*TASK BRIEF*. Each line below must be set down exactly; omit any image you find.

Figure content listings
+ + +

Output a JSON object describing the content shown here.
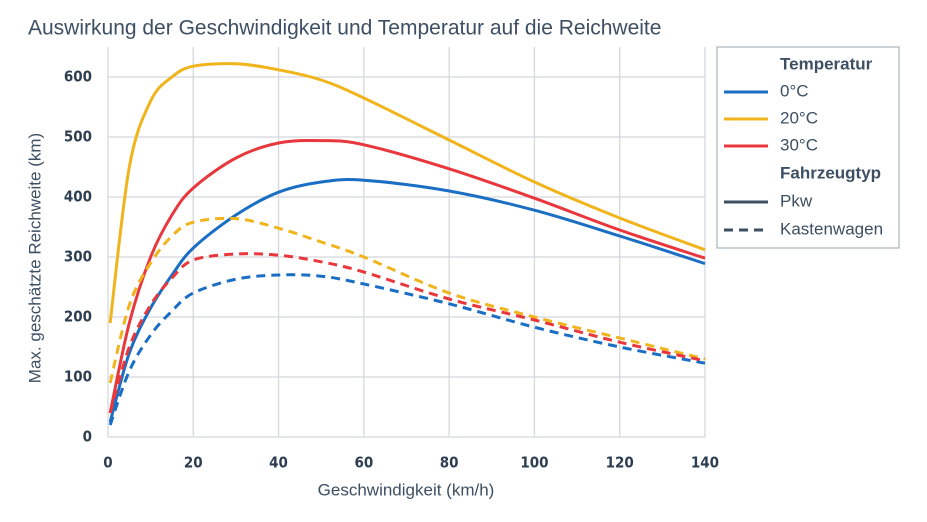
{
  "chart_data": {
    "type": "line",
    "title": "Auswirkung der Geschwindigkeit und Temperatur auf die Reichweite",
    "x_label": "Geschwindigkeit (km/h)",
    "y_label": "Max. geschätzte Reichweite (km)",
    "x": [
      0.5,
      5,
      10,
      15,
      20,
      30,
      40,
      50,
      60,
      80,
      100,
      120,
      140
    ],
    "series": [
      {
        "color": "#1a6fc4",
        "dash": "solid",
        "values": [
          25,
          140,
          215,
          270,
          315,
          370,
          408,
          425,
          428,
          410,
          378,
          335,
          289
        ]
      },
      {
        "color": "#f0b41c",
        "dash": "solid",
        "values": [
          190,
          450,
          560,
          600,
          618,
          622,
          612,
          595,
          565,
          495,
          425,
          365,
          312
        ]
      },
      {
        "color": "#e8383d",
        "dash": "solid",
        "values": [
          40,
          190,
          300,
          370,
          415,
          465,
          490,
          494,
          487,
          447,
          398,
          345,
          298
        ]
      },
      {
        "color": "#1a6fc4",
        "dash": "dashed",
        "values": [
          20,
          110,
          170,
          210,
          240,
          263,
          270,
          268,
          255,
          222,
          183,
          150,
          123
        ]
      },
      {
        "color": "#f0b41c",
        "dash": "dashed",
        "values": [
          90,
          220,
          290,
          335,
          358,
          364,
          348,
          325,
          300,
          240,
          200,
          165,
          130
        ]
      },
      {
        "color": "#e8383d",
        "dash": "dashed",
        "values": [
          40,
          150,
          220,
          265,
          295,
          305,
          303,
          292,
          275,
          230,
          195,
          158,
          127
        ]
      }
    ],
    "legend": {
      "temperature": {
        "title": "Temperatur",
        "items": [
          {
            "name": "0°C",
            "color": "#1a6fc4"
          },
          {
            "name": "20°C",
            "color": "#f0b41c"
          },
          {
            "name": "30°C",
            "color": "#e8383d"
          }
        ]
      },
      "vehicle": {
        "title": "Fahrzeugtyp",
        "items": [
          {
            "name": "Pkw",
            "dash": "solid"
          },
          {
            "name": "Kastenwagen",
            "dash": "dashed"
          }
        ]
      }
    },
    "xlim": [
      0,
      140
    ],
    "xticks": [
      0,
      20,
      40,
      60,
      80,
      100,
      120,
      140
    ],
    "ylim": [
      0,
      650
    ],
    "yticks": [
      0,
      100,
      200,
      300,
      400,
      500,
      600
    ],
    "grid": true
  }
}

+ + +

*SOLUTION TO THE EXERCISE*.
Output a JSON object describing the content shown here.
{
  "chart_data": {
    "type": "line",
    "title": "Auswirkung der Geschwindigkeit und Temperatur auf die Reichweite",
    "x_label": "Geschwindigkeit (km/h)",
    "y_label": "Max. geschätzte Reichweite (km)",
    "x": [
      0.5,
      5,
      10,
      15,
      20,
      30,
      40,
      50,
      60,
      80,
      100,
      120,
      140
    ],
    "series": [
      {
        "color": "#1a6fc4",
        "dash": "solid",
        "values": [
          25,
          140,
          215,
          270,
          315,
          370,
          408,
          425,
          428,
          410,
          378,
          335,
          289
        ]
      },
      {
        "color": "#f0b41c",
        "dash": "solid",
        "values": [
          190,
          450,
          560,
          600,
          618,
          622,
          612,
          595,
          565,
          495,
          425,
          365,
          312
        ]
      },
      {
        "color": "#e8383d",
        "dash": "solid",
        "values": [
          40,
          190,
          300,
          370,
          415,
          465,
          490,
          494,
          487,
          447,
          398,
          345,
          298
        ]
      },
      {
        "color": "#1a6fc4",
        "dash": "dashed",
        "values": [
          20,
          110,
          170,
          210,
          240,
          263,
          270,
          268,
          255,
          222,
          183,
          150,
          123
        ]
      },
      {
        "color": "#f0b41c",
        "dash": "dashed",
        "values": [
          90,
          220,
          290,
          335,
          358,
          364,
          348,
          325,
          300,
          240,
          200,
          165,
          130
        ]
      },
      {
        "color": "#e8383d",
        "dash": "dashed",
        "values": [
          40,
          150,
          220,
          265,
          295,
          305,
          303,
          292,
          275,
          230,
          195,
          158,
          127
        ]
      }
    ],
    "legend": {
      "temperature": {
        "title": "Temperatur",
        "items": [
          {
            "name": "0°C",
            "color": "#1a6fc4"
          },
          {
            "name": "20°C",
            "color": "#f0b41c"
          },
          {
            "name": "30°C",
            "color": "#e8383d"
          }
        ]
      },
      "vehicle": {
        "title": "Fahrzeugtyp",
        "items": [
          {
            "name": "Pkw",
            "dash": "solid"
          },
          {
            "name": "Kastenwagen",
            "dash": "dashed"
          }
        ]
      }
    },
    "xlim": [
      0,
      140
    ],
    "xticks": [
      0,
      20,
      40,
      60,
      80,
      100,
      120,
      140
    ],
    "ylim": [
      0,
      650
    ],
    "yticks": [
      0,
      100,
      200,
      300,
      400,
      500,
      600
    ],
    "grid": true
  }
}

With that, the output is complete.